(Entries with figure data)
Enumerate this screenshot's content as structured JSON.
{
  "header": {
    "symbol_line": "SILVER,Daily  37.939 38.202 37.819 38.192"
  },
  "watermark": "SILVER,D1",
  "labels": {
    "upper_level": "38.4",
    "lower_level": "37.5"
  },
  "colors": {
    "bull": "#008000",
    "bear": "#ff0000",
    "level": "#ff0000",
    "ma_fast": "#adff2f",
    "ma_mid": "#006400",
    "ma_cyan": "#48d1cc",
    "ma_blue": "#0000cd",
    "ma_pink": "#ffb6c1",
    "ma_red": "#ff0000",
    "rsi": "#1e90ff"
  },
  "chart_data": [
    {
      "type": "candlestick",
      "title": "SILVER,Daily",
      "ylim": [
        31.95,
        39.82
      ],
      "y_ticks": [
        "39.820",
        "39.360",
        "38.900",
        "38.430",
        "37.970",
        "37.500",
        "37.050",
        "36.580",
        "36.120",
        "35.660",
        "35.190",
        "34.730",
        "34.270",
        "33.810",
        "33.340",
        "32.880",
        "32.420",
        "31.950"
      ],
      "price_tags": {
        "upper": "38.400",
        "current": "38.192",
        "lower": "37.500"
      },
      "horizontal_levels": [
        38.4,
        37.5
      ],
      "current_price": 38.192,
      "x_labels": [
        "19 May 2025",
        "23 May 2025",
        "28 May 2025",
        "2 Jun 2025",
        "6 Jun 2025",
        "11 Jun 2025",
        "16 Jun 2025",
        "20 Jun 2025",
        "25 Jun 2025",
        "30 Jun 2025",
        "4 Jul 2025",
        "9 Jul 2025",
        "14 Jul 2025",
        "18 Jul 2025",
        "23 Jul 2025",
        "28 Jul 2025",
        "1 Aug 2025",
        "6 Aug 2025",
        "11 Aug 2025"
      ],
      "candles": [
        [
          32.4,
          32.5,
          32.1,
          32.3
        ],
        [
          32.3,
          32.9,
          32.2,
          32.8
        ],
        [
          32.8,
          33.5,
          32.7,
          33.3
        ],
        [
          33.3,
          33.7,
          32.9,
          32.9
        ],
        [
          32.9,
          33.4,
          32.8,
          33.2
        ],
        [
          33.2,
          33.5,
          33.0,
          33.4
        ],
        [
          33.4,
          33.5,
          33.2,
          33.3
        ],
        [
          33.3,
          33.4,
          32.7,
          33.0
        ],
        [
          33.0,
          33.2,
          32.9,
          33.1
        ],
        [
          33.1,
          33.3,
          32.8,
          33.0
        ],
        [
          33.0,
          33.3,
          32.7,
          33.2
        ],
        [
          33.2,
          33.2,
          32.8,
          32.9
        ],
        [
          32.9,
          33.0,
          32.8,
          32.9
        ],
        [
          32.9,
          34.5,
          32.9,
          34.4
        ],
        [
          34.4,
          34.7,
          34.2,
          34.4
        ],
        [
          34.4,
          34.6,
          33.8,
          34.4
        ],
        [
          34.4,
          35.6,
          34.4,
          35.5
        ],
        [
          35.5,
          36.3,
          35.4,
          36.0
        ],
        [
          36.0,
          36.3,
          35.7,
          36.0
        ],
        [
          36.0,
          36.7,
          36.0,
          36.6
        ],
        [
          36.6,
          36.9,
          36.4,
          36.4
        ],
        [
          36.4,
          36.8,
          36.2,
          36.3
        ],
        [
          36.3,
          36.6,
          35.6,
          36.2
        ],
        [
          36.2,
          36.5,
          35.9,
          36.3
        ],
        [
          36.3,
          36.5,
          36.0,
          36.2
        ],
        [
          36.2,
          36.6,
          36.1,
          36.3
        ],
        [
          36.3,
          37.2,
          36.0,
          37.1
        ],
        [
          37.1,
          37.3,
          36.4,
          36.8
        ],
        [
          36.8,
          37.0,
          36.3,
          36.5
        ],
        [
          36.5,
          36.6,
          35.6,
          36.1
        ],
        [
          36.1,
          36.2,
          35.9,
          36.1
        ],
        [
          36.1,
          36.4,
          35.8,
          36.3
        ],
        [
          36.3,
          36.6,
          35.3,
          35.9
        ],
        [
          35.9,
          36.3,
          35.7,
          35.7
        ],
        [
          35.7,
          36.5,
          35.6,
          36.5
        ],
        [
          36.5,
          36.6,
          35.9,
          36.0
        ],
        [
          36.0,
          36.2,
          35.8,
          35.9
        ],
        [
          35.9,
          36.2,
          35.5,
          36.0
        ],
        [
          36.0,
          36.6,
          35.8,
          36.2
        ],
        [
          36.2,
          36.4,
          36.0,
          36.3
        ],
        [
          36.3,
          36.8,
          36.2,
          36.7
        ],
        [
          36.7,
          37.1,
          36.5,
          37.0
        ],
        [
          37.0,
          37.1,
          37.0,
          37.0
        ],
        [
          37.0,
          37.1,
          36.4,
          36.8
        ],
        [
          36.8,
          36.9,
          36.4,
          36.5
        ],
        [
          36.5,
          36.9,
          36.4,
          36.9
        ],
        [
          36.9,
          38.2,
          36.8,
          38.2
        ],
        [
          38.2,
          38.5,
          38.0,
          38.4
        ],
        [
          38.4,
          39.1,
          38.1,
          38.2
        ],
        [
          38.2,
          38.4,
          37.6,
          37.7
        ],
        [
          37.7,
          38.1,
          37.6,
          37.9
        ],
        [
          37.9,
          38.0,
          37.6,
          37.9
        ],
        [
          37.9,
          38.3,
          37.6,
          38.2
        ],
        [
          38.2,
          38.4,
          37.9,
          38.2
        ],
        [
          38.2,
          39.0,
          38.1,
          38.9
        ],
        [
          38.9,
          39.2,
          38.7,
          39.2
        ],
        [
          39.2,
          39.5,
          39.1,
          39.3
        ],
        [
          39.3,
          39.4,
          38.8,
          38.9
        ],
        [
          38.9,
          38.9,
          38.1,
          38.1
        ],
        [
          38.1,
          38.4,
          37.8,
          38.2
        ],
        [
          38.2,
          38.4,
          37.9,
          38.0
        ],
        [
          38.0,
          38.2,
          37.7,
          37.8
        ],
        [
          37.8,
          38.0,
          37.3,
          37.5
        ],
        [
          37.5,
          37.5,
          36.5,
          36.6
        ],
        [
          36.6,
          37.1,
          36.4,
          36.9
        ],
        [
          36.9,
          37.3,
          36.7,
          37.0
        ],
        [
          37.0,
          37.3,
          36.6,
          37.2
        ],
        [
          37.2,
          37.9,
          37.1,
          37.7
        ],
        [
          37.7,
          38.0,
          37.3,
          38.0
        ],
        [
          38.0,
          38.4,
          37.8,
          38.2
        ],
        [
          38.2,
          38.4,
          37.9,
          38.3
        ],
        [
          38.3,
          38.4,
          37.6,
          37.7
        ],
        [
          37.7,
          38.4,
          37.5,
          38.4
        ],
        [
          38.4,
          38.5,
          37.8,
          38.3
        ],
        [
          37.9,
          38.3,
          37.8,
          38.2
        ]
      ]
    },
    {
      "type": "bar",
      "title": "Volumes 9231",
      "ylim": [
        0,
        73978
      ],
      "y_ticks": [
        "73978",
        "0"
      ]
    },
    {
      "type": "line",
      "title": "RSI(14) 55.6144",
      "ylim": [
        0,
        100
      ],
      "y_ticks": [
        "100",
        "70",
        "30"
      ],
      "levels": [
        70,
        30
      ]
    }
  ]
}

§ **Requirements**
Faithfully copy every entry, leaving nothing out.

§ **Reply**
Enumerate this screenshot's content as structured JSON.
{
  "header": {
    "symbol_line": "SILVER,Daily  37.939 38.202 37.819 38.192"
  },
  "watermark": "SILVER,D1",
  "labels": {
    "upper_level": "38.4",
    "lower_level": "37.5"
  },
  "colors": {
    "bull": "#008000",
    "bear": "#ff0000",
    "level": "#ff0000",
    "ma_fast": "#adff2f",
    "ma_mid": "#006400",
    "ma_cyan": "#48d1cc",
    "ma_blue": "#0000cd",
    "ma_pink": "#ffb6c1",
    "ma_red": "#ff0000",
    "rsi": "#1e90ff"
  },
  "chart_data": [
    {
      "type": "candlestick",
      "title": "SILVER,Daily",
      "ylim": [
        31.95,
        39.82
      ],
      "y_ticks": [
        "39.820",
        "39.360",
        "38.900",
        "38.430",
        "37.970",
        "37.500",
        "37.050",
        "36.580",
        "36.120",
        "35.660",
        "35.190",
        "34.730",
        "34.270",
        "33.810",
        "33.340",
        "32.880",
        "32.420",
        "31.950"
      ],
      "price_tags": {
        "upper": "38.400",
        "current": "38.192",
        "lower": "37.500"
      },
      "horizontal_levels": [
        38.4,
        37.5
      ],
      "current_price": 38.192,
      "x_labels": [
        "19 May 2025",
        "23 May 2025",
        "28 May 2025",
        "2 Jun 2025",
        "6 Jun 2025",
        "11 Jun 2025",
        "16 Jun 2025",
        "20 Jun 2025",
        "25 Jun 2025",
        "30 Jun 2025",
        "4 Jul 2025",
        "9 Jul 2025",
        "14 Jul 2025",
        "18 Jul 2025",
        "23 Jul 2025",
        "28 Jul 2025",
        "1 Aug 2025",
        "6 Aug 2025",
        "11 Aug 2025"
      ],
      "candles": [
        [
          32.4,
          32.5,
          32.1,
          32.3
        ],
        [
          32.3,
          32.9,
          32.2,
          32.8
        ],
        [
          32.8,
          33.5,
          32.7,
          33.3
        ],
        [
          33.3,
          33.7,
          32.9,
          32.9
        ],
        [
          32.9,
          33.4,
          32.8,
          33.2
        ],
        [
          33.2,
          33.5,
          33.0,
          33.4
        ],
        [
          33.4,
          33.5,
          33.2,
          33.3
        ],
        [
          33.3,
          33.4,
          32.7,
          33.0
        ],
        [
          33.0,
          33.2,
          32.9,
          33.1
        ],
        [
          33.1,
          33.3,
          32.8,
          33.0
        ],
        [
          33.0,
          33.3,
          32.7,
          33.2
        ],
        [
          33.2,
          33.2,
          32.8,
          32.9
        ],
        [
          32.9,
          33.0,
          32.8,
          32.9
        ],
        [
          32.9,
          34.5,
          32.9,
          34.4
        ],
        [
          34.4,
          34.7,
          34.2,
          34.4
        ],
        [
          34.4,
          34.6,
          33.8,
          34.4
        ],
        [
          34.4,
          35.6,
          34.4,
          35.5
        ],
        [
          35.5,
          36.3,
          35.4,
          36.0
        ],
        [
          36.0,
          36.3,
          35.7,
          36.0
        ],
        [
          36.0,
          36.7,
          36.0,
          36.6
        ],
        [
          36.6,
          36.9,
          36.4,
          36.4
        ],
        [
          36.4,
          36.8,
          36.2,
          36.3
        ],
        [
          36.3,
          36.6,
          35.6,
          36.2
        ],
        [
          36.2,
          36.5,
          35.9,
          36.3
        ],
        [
          36.3,
          36.5,
          36.0,
          36.2
        ],
        [
          36.2,
          36.6,
          36.1,
          36.3
        ],
        [
          36.3,
          37.2,
          36.0,
          37.1
        ],
        [
          37.1,
          37.3,
          36.4,
          36.8
        ],
        [
          36.8,
          37.0,
          36.3,
          36.5
        ],
        [
          36.5,
          36.6,
          35.6,
          36.1
        ],
        [
          36.1,
          36.2,
          35.9,
          36.1
        ],
        [
          36.1,
          36.4,
          35.8,
          36.3
        ],
        [
          36.3,
          36.6,
          35.3,
          35.9
        ],
        [
          35.9,
          36.3,
          35.7,
          35.7
        ],
        [
          35.7,
          36.5,
          35.6,
          36.5
        ],
        [
          36.5,
          36.6,
          35.9,
          36.0
        ],
        [
          36.0,
          36.2,
          35.8,
          35.9
        ],
        [
          35.9,
          36.2,
          35.5,
          36.0
        ],
        [
          36.0,
          36.6,
          35.8,
          36.2
        ],
        [
          36.2,
          36.4,
          36.0,
          36.3
        ],
        [
          36.3,
          36.8,
          36.2,
          36.7
        ],
        [
          36.7,
          37.1,
          36.5,
          37.0
        ],
        [
          37.0,
          37.1,
          37.0,
          37.0
        ],
        [
          37.0,
          37.1,
          36.4,
          36.8
        ],
        [
          36.8,
          36.9,
          36.4,
          36.5
        ],
        [
          36.5,
          36.9,
          36.4,
          36.9
        ],
        [
          36.9,
          38.2,
          36.8,
          38.2
        ],
        [
          38.2,
          38.5,
          38.0,
          38.4
        ],
        [
          38.4,
          39.1,
          38.1,
          38.2
        ],
        [
          38.2,
          38.4,
          37.6,
          37.7
        ],
        [
          37.7,
          38.1,
          37.6,
          37.9
        ],
        [
          37.9,
          38.0,
          37.6,
          37.9
        ],
        [
          37.9,
          38.3,
          37.6,
          38.2
        ],
        [
          38.2,
          38.4,
          37.9,
          38.2
        ],
        [
          38.2,
          39.0,
          38.1,
          38.9
        ],
        [
          38.9,
          39.2,
          38.7,
          39.2
        ],
        [
          39.2,
          39.5,
          39.1,
          39.3
        ],
        [
          39.3,
          39.4,
          38.8,
          38.9
        ],
        [
          38.9,
          38.9,
          38.1,
          38.1
        ],
        [
          38.1,
          38.4,
          37.8,
          38.2
        ],
        [
          38.2,
          38.4,
          37.9,
          38.0
        ],
        [
          38.0,
          38.2,
          37.7,
          37.8
        ],
        [
          37.8,
          38.0,
          37.3,
          37.5
        ],
        [
          37.5,
          37.5,
          36.5,
          36.6
        ],
        [
          36.6,
          37.1,
          36.4,
          36.9
        ],
        [
          36.9,
          37.3,
          36.7,
          37.0
        ],
        [
          37.0,
          37.3,
          36.6,
          37.2
        ],
        [
          37.2,
          37.9,
          37.1,
          37.7
        ],
        [
          37.7,
          38.0,
          37.3,
          38.0
        ],
        [
          38.0,
          38.4,
          37.8,
          38.2
        ],
        [
          38.2,
          38.4,
          37.9,
          38.3
        ],
        [
          38.3,
          38.4,
          37.6,
          37.7
        ],
        [
          37.7,
          38.4,
          37.5,
          38.4
        ],
        [
          38.4,
          38.5,
          37.8,
          38.3
        ],
        [
          37.9,
          38.3,
          37.8,
          38.2
        ]
      ]
    },
    {
      "type": "bar",
      "title": "Volumes 9231",
      "ylim": [
        0,
        73978
      ],
      "y_ticks": [
        "73978",
        "0"
      ]
    },
    {
      "type": "line",
      "title": "RSI(14) 55.6144",
      "ylim": [
        0,
        100
      ],
      "y_ticks": [
        "100",
        "70",
        "30"
      ],
      "levels": [
        70,
        30
      ]
    }
  ]
}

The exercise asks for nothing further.